Saved entries:
▬▬▬▬▬▬
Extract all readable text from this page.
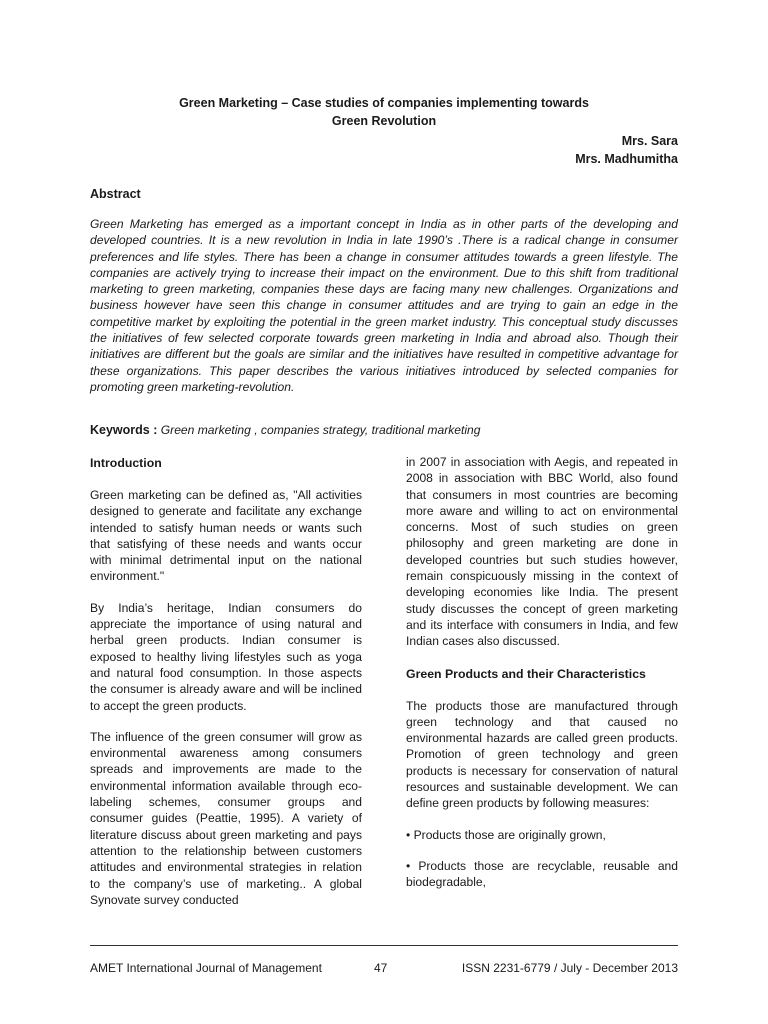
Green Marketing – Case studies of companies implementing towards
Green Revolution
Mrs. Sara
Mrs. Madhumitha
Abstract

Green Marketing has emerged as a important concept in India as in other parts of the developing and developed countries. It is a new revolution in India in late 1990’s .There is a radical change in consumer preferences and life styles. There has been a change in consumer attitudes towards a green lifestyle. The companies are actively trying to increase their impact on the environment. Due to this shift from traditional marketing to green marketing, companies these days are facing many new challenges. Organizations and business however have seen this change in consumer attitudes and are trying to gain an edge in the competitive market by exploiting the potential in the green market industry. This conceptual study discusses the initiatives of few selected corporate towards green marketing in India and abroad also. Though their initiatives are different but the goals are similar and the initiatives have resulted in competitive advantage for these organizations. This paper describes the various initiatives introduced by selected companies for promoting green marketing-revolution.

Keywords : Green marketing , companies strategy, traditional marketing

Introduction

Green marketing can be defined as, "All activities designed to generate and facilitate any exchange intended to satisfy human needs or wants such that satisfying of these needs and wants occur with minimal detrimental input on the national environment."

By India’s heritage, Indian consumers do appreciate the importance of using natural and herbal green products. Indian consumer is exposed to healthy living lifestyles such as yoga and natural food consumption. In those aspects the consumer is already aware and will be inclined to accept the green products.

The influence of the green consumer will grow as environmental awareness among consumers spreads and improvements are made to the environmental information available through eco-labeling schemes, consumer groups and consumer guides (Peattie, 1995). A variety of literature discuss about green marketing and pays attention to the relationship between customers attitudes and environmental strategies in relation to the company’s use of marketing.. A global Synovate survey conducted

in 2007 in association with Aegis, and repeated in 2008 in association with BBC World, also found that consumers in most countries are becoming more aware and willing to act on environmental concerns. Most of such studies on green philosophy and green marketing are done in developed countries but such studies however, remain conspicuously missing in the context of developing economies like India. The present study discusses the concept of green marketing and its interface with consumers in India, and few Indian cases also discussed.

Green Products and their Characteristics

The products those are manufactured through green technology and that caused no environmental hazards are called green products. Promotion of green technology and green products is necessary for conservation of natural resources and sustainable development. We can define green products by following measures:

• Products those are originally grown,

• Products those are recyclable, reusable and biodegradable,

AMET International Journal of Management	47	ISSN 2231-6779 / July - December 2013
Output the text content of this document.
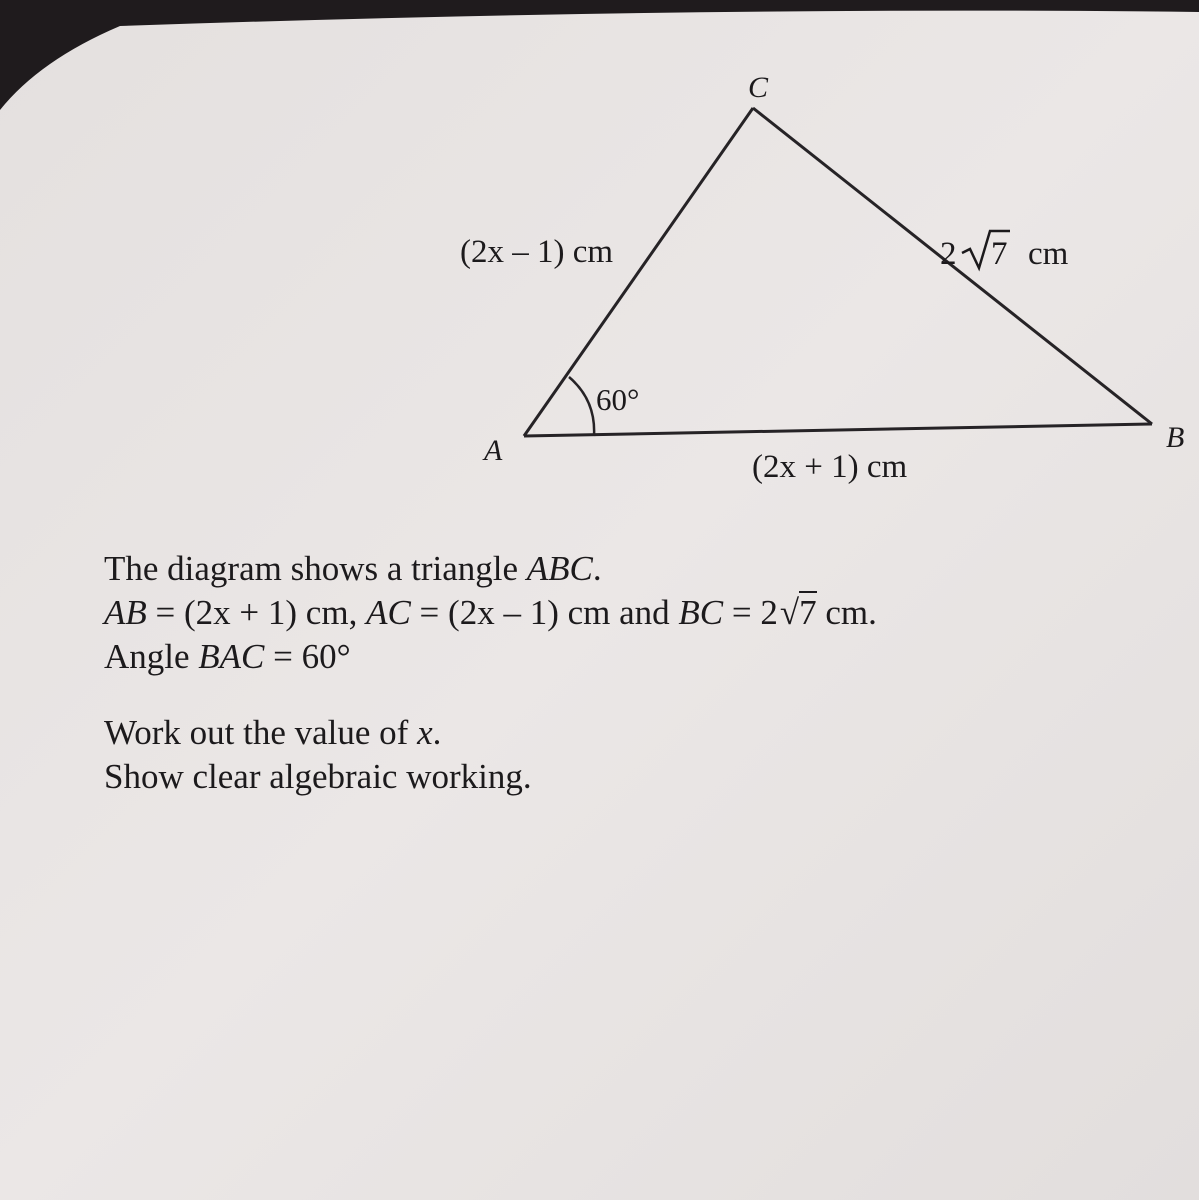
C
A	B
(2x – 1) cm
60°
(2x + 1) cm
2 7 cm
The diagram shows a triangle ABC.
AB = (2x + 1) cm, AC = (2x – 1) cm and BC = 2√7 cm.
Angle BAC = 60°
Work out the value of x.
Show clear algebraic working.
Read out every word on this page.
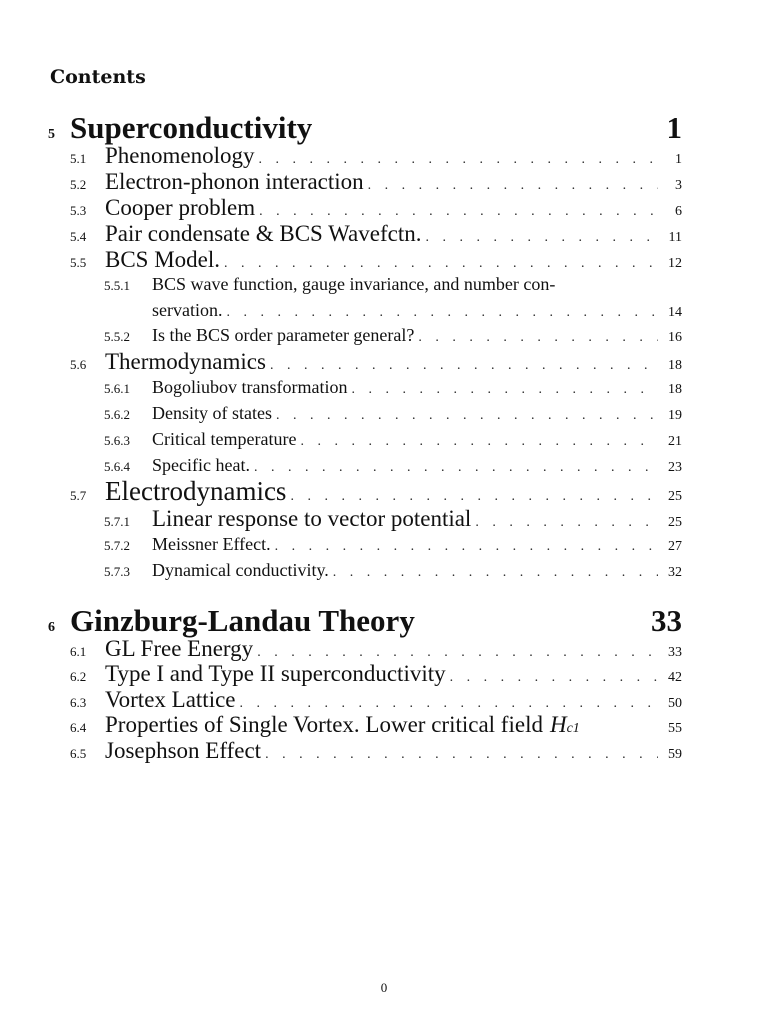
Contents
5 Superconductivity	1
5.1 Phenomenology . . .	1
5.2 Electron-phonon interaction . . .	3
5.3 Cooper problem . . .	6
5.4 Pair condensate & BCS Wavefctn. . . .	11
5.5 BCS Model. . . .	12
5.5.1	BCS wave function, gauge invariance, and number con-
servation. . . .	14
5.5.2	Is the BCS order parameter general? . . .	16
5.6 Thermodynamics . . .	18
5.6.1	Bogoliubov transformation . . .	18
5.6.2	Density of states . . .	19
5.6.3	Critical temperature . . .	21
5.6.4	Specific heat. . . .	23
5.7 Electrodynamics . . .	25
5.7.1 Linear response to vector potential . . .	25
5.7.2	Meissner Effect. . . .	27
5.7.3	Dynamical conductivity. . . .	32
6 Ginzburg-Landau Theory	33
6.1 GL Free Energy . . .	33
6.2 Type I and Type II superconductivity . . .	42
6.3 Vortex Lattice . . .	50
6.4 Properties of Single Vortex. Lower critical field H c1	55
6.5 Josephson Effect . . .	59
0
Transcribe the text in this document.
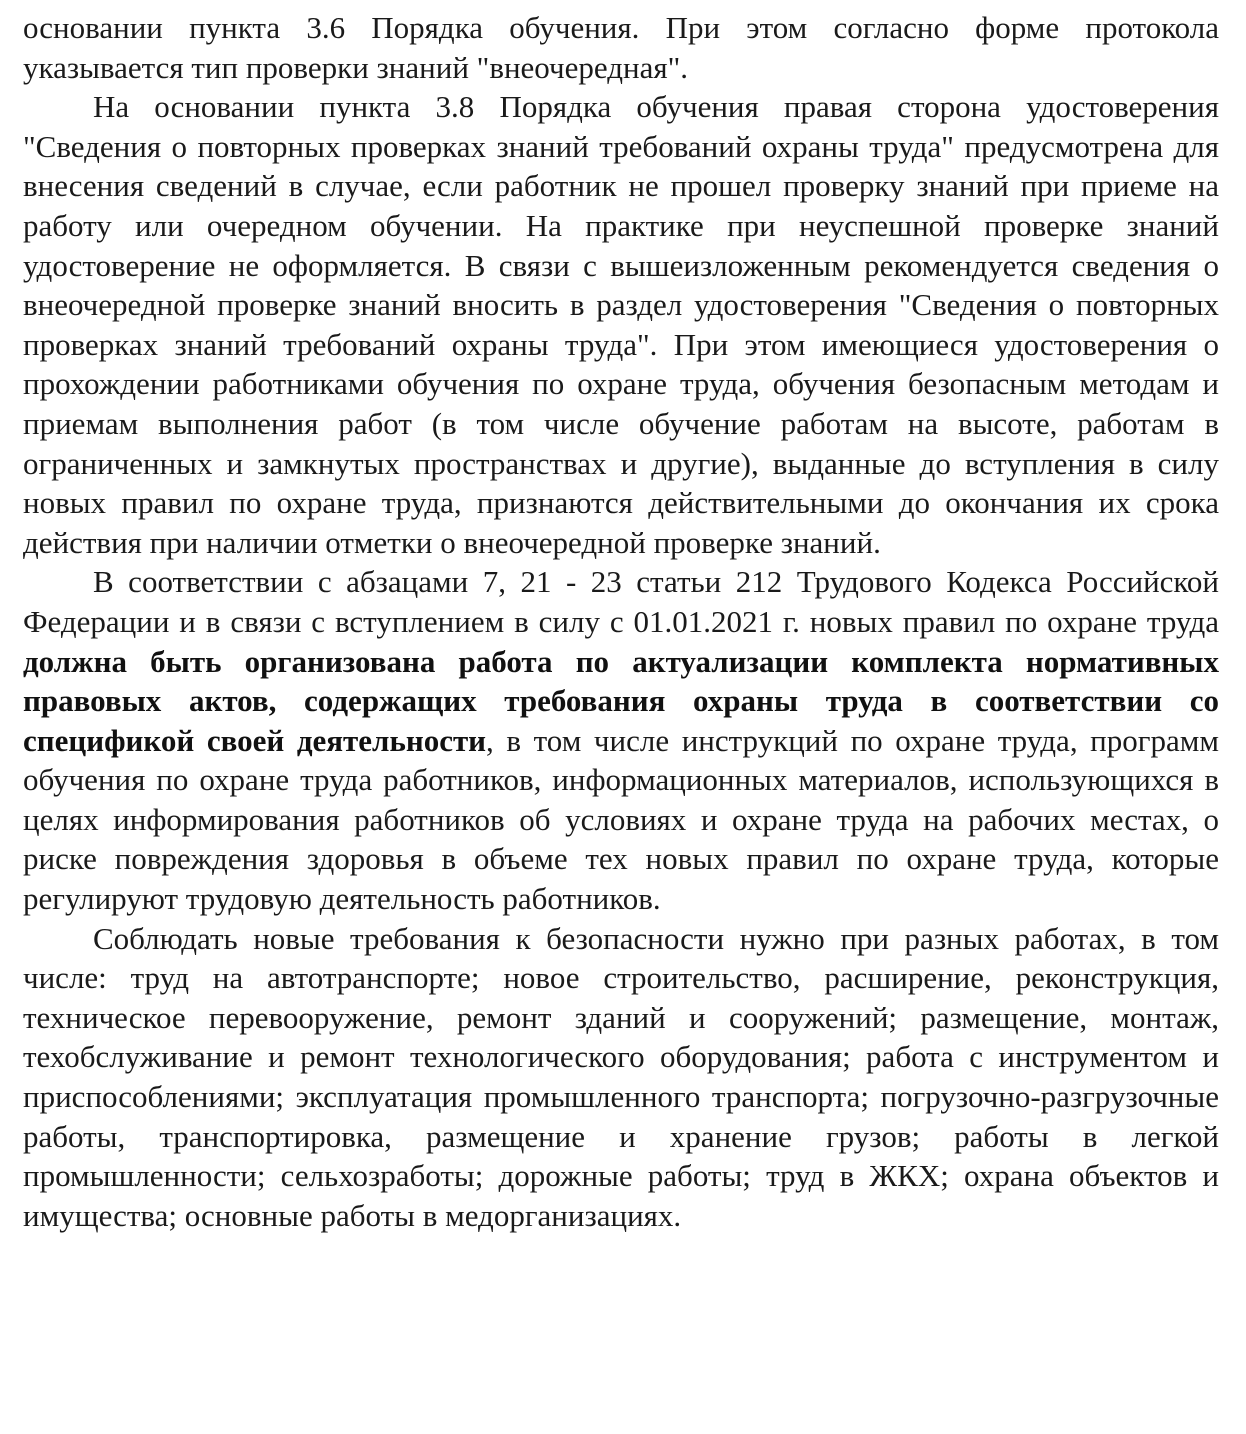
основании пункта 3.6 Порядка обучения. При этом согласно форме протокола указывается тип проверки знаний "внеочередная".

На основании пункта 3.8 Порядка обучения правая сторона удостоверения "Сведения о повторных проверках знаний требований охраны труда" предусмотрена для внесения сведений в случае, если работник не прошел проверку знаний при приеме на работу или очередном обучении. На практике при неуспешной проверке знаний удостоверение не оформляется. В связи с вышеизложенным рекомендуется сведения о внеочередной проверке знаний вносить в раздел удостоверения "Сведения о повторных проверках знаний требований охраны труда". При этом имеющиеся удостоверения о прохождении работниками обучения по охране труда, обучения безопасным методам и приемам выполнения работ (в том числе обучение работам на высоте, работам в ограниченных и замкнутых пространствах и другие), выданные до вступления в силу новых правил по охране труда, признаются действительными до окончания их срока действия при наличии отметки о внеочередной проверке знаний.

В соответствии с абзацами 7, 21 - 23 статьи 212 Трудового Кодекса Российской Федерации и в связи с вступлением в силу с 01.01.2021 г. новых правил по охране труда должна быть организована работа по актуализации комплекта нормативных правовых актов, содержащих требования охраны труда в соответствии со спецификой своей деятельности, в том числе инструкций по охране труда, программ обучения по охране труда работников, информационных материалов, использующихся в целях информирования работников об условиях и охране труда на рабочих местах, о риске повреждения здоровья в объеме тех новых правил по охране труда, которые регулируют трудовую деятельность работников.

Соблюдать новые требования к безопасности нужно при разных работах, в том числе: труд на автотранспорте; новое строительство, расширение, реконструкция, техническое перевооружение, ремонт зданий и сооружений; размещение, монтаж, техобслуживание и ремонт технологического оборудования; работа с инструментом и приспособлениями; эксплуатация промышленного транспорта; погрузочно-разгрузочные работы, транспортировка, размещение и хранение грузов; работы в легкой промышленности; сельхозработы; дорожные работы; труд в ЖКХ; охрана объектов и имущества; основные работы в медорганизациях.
▬▬▬▬▬▬
Copy every line from the records above that contains the word "Effect".

5.7.2	Meissner Effect. . . .	27
6.5 Josephson Effect . . .	59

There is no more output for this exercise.